:: DIRECTION ::
Locate each line in the records containing "法律条文". Copy it.

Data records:
|---|
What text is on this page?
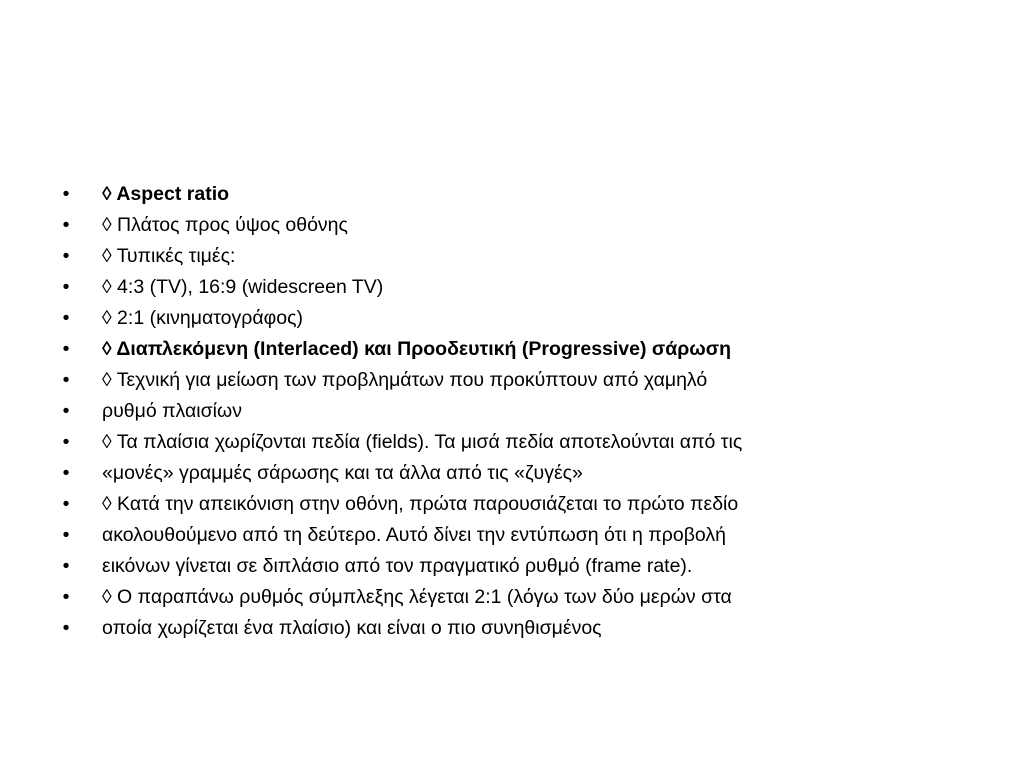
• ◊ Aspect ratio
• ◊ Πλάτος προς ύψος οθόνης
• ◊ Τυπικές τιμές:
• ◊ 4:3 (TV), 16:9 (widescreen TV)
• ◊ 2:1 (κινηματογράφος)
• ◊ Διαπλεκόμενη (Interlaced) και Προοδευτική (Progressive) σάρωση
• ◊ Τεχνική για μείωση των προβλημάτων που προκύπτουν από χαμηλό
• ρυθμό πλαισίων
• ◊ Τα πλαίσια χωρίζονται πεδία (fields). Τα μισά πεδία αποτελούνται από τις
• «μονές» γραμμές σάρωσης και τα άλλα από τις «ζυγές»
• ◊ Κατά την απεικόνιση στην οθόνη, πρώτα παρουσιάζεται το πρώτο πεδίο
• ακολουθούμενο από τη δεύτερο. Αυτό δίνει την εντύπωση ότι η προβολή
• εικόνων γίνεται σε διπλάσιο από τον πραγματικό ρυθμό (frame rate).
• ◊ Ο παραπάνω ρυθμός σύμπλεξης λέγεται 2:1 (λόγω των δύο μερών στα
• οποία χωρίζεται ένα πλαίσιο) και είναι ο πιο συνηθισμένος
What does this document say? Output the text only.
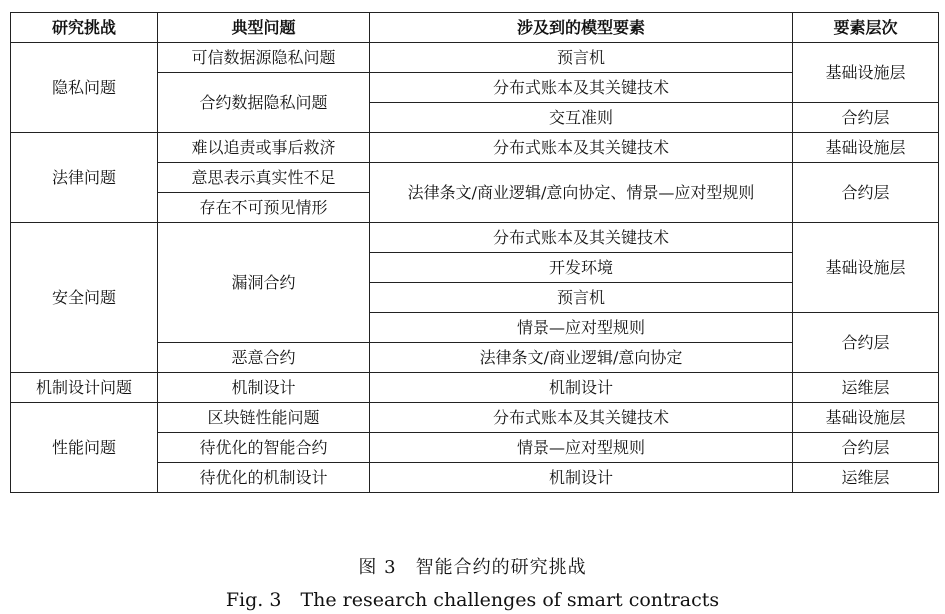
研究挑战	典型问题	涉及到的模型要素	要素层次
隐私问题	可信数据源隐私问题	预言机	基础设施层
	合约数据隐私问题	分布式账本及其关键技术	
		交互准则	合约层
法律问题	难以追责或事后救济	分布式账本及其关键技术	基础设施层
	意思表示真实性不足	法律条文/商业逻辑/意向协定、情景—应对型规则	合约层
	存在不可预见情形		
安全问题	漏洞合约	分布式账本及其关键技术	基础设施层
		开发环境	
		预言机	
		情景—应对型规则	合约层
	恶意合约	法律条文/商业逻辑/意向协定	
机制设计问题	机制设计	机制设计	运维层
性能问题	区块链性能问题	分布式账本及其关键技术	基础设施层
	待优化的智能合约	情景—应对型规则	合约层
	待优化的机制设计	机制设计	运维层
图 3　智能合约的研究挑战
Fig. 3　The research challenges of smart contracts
|---|
:: COMPLETED EXERCISE ::
	意思表示真实性不足	法律条文/商业逻辑/意向协定、情景—应对型规则	合约层
	恶意合约	法律条文/商业逻辑/意向协定	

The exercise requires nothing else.